■ **TEXT TO READ**
# Microsoft Excel Input

You can use the **Microsoft Excel Input** step to read data from Microsoft Excel files.

### Before you begin

The default spreadsheet engine is **Excel 97-2003 XLS**. If you are reading other file types (for example, OpenOffice ODS or Excel 2007+) or using features such as protected worksheets, change **Spread sheet type (engine)** in the **Files** tab.

{% hint style="info" %}
If you are using password-protected worksheets, set **Spread sheet type (engine)** to **Excel 2007 XLSX (Apache POI)**.
{% endhint %}

### Step name

**Step name** specifies the unique name of the step on the canvas. You can change it.

### Preview rows

Select **Preview rows** to display the rows generated by this step. Preview helps you confirm that your settings return the rows you expect.

### Configure the step (tabs)

#### Files tab

Use the **Files** tab to define the source files.

| Option                                   | Description                                                                                                                                                                                              |
| ---------------------------------------- | -------------------------------------------------------------------------------------------------------------------------------------------------------------------------------------------------------- |
| **Spread sheet type (engine)**           | Spreadsheet engine to use. Supported types include **Excel 97-2003 XLS** (default), **Excel 2007 XLSX (Apache POI)**, **Excel 2007 XLSX (Apache POI Streaming)** (large files), and **Open Office ODS**. |
| **File or directory**                    | Source file or directory. Select **Browse** to locate the source, then select **Add** to add it to **Selected files**.                                                                                   |
| **Regular expression**                   | Regular expression used to match file names within a directory.                                                                                                                                          |
| **Exclude regular expression**           | Regular expression used to exclude file names within a directory.                                                                                                                                        |
| **Password**                             | Password to open an Excel file when using Excel 2007 XLSX (Apache POI).                                                                                                                                  |
| **Accept filenames from previous steps** | Reads file names from a previous step and an input field.                                                                                                                                                |

**Selected files table**

The **Selected files** table lists files and directories used as input sources.

■ **TO DO**
(1) Which spreadsheet engine does the Excel input documentation say to use for password-protected worksheets?
(2) List every option named in the Files tab table of the Excel input documentation.
(3) Please write the next part of the Excel input documentation, picking up after its final sentence about the Selected files table.

■ **DATASET ROWS**
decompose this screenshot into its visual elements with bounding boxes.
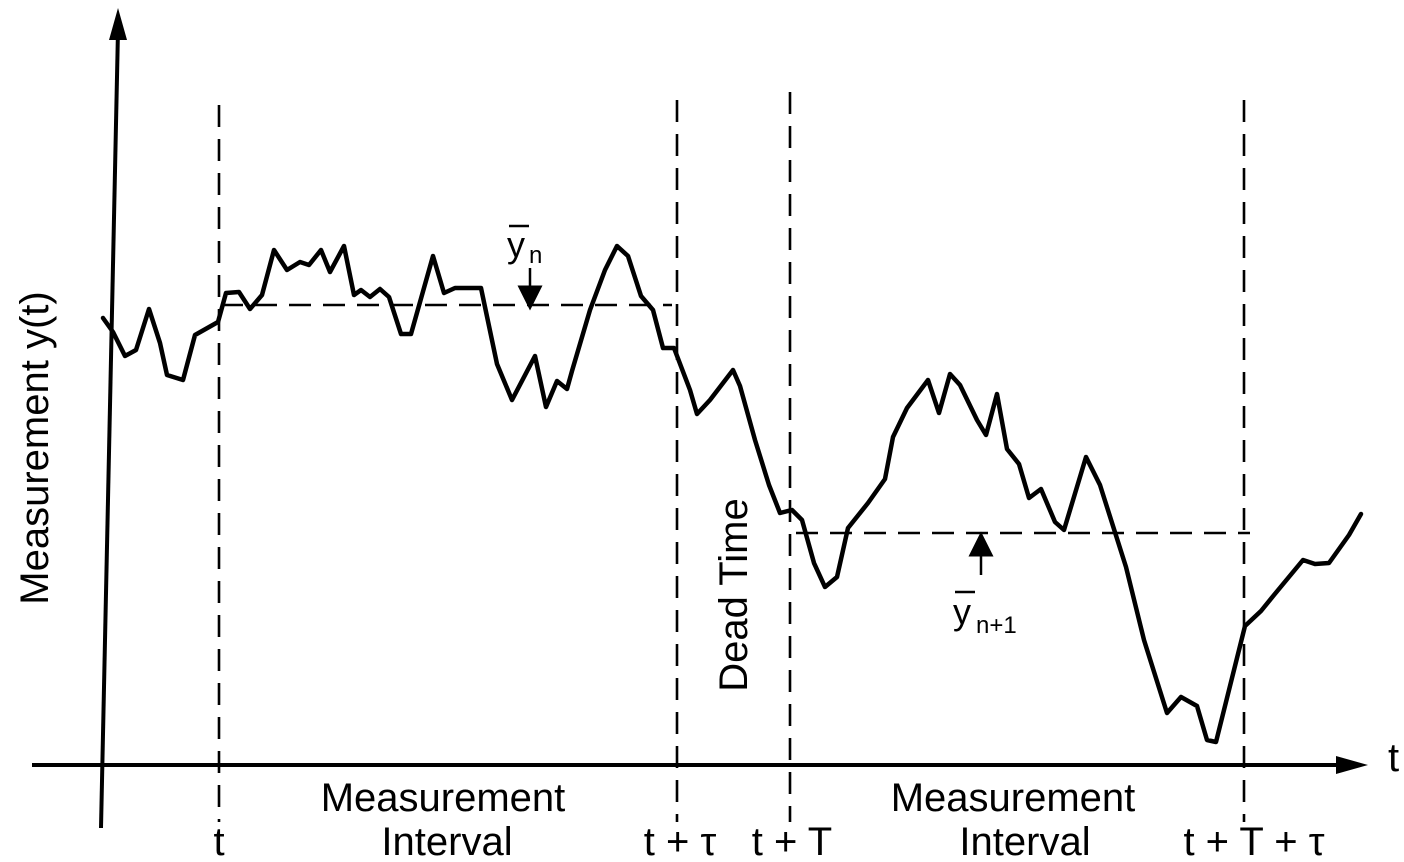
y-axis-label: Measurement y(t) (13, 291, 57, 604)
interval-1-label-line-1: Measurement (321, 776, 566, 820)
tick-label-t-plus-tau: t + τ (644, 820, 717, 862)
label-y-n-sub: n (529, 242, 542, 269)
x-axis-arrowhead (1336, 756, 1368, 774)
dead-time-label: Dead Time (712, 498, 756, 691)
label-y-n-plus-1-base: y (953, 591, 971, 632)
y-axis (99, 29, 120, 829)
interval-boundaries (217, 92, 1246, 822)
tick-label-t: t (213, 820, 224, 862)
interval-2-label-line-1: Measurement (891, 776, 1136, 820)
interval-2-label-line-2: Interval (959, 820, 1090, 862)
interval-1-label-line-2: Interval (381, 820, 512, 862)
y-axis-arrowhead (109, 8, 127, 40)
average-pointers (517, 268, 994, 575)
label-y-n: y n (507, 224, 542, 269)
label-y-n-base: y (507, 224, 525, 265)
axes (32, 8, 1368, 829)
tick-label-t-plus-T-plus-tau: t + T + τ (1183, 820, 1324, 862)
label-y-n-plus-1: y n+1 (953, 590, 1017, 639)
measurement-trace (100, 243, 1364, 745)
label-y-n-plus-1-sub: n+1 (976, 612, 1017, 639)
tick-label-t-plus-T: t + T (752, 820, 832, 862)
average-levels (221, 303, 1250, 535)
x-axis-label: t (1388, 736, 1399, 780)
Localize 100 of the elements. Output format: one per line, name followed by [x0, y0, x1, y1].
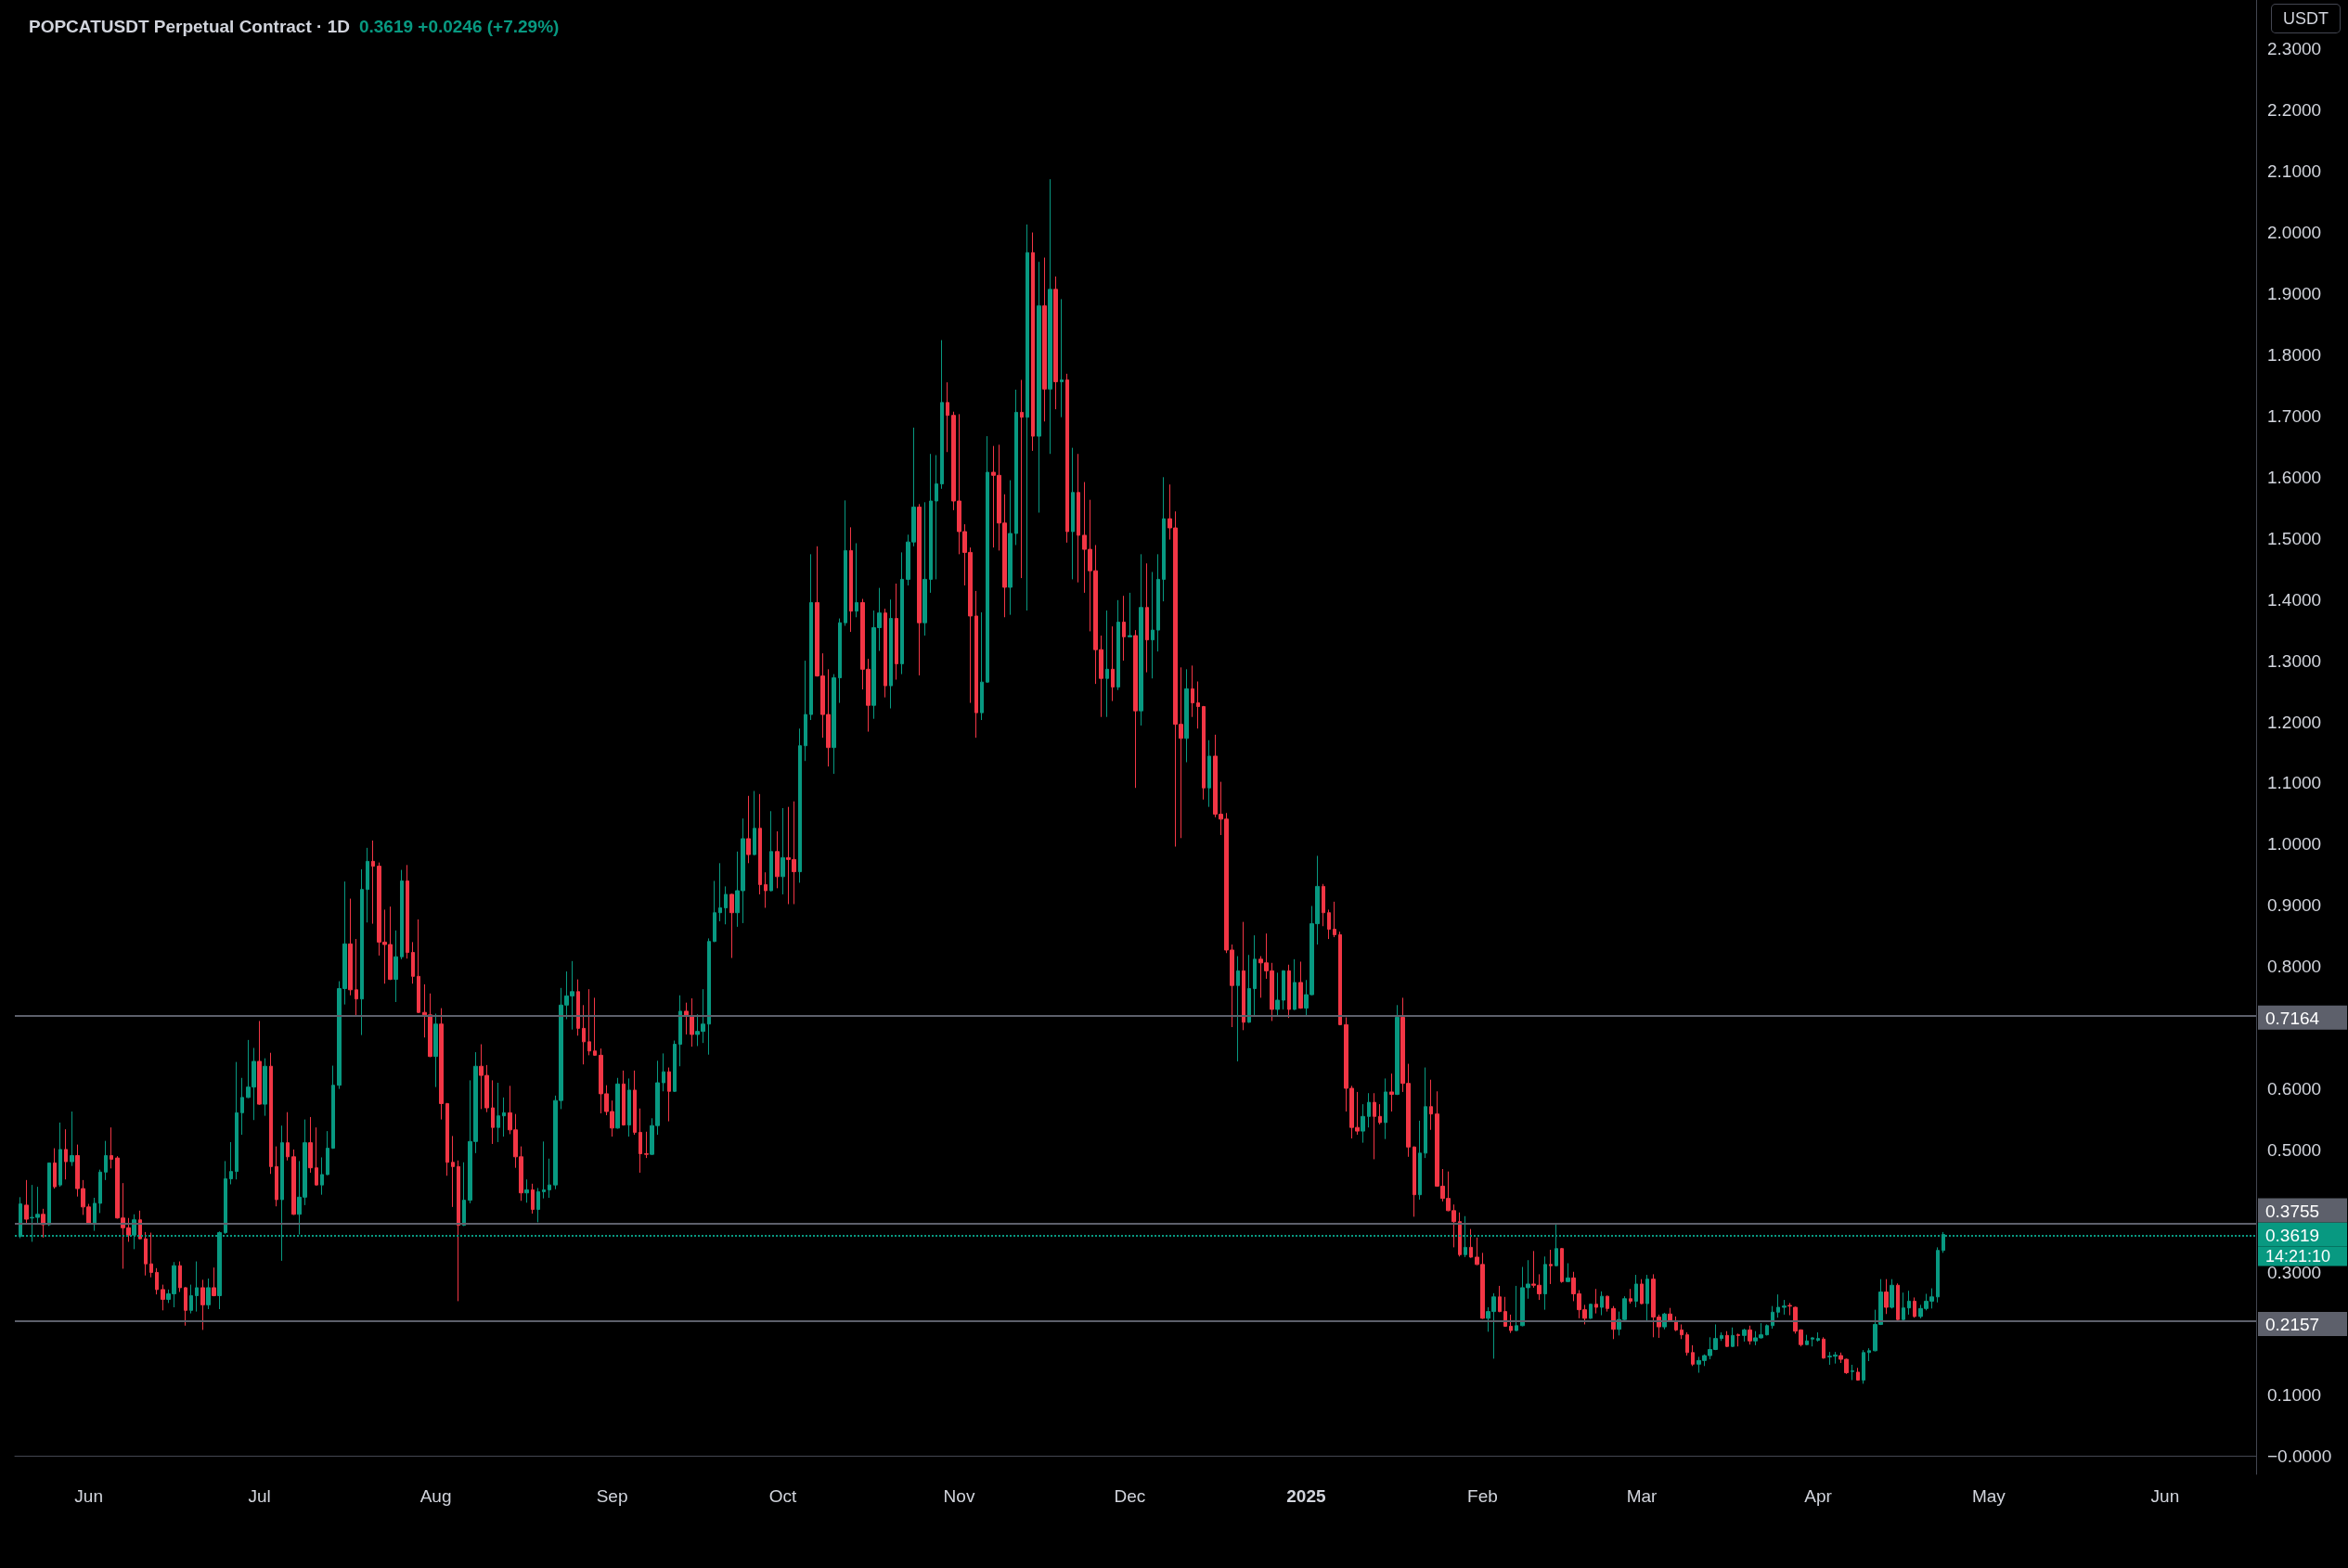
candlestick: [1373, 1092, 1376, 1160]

■ **ANSWERS GIVEN**
(1) Excel 2007 XLSX (Apache POI)

(2)
- Spread sheet type (engine)
- File or directory
- Regular expression
- Exclude regular expression
- Password
- Accept filenames from previous steps

(3)
| Column                 | Description                                     |
| ---------------------- | ----------------------------------------------- |
| **File/Directory**     | Source file or directory added to the table.    |
| **Wildcard (RegExp)**  | Wildcards from **Regular expression**.          |
| **Exclude wildcard**   | Wildcards from **Exclude regular expression**.  |
| **Required**           | Marks the source as required.                   |
| **Include subfolders** | Includes subfolders under the directory source. |

Select **Delete** to remove a source. Select **Edit** to remove a source from the table and return it to **File or directory**.

Select **Show filename(s)** to display the file names of sources that the step can connect to.

#### Sheets tab

Use the **Sheets** tab to specify which worksheets and starting positions to read.

| Column           | Description                           |
| ---------------- | ------------------------------------- |
| **Sheet name**   | Sheet name to read from the workbook. |
| **Start row**    | Starting row (zero-based).            |
| **Start column** | Starting column (zero-based).         |

To read all sheets in a workbook, leave **Sheet name** blank and specify only the start row and column. In this case, the field structure of each sheet must be the same.

Select **Get sheetname(s)** to populate the table with all sheets from the source specified in the **Files** tab.

#### Content tab

Use the **Content** tab to control which values are read.

| Option                 | Description                                                         |
| ---------------------- | ------------------------------------------------------------------- |
| **Header**             | Skips the header row in the sheets specified in the **Sheets** tab. |
| **No empty rows**      | Excludes empty rows from the output.                                |
| **Stop on empty rows** | Stops reading the current sheet when an empty row is encountered.   |
| **Limit**              | Limits the number of rows read. `0` means no limit.                 |
| **Encoding**           | Text encoding to use. Leave blank to use the system default.        |

#### Error Handling tab

Use the **Error Handling** tab to control parsing behavior.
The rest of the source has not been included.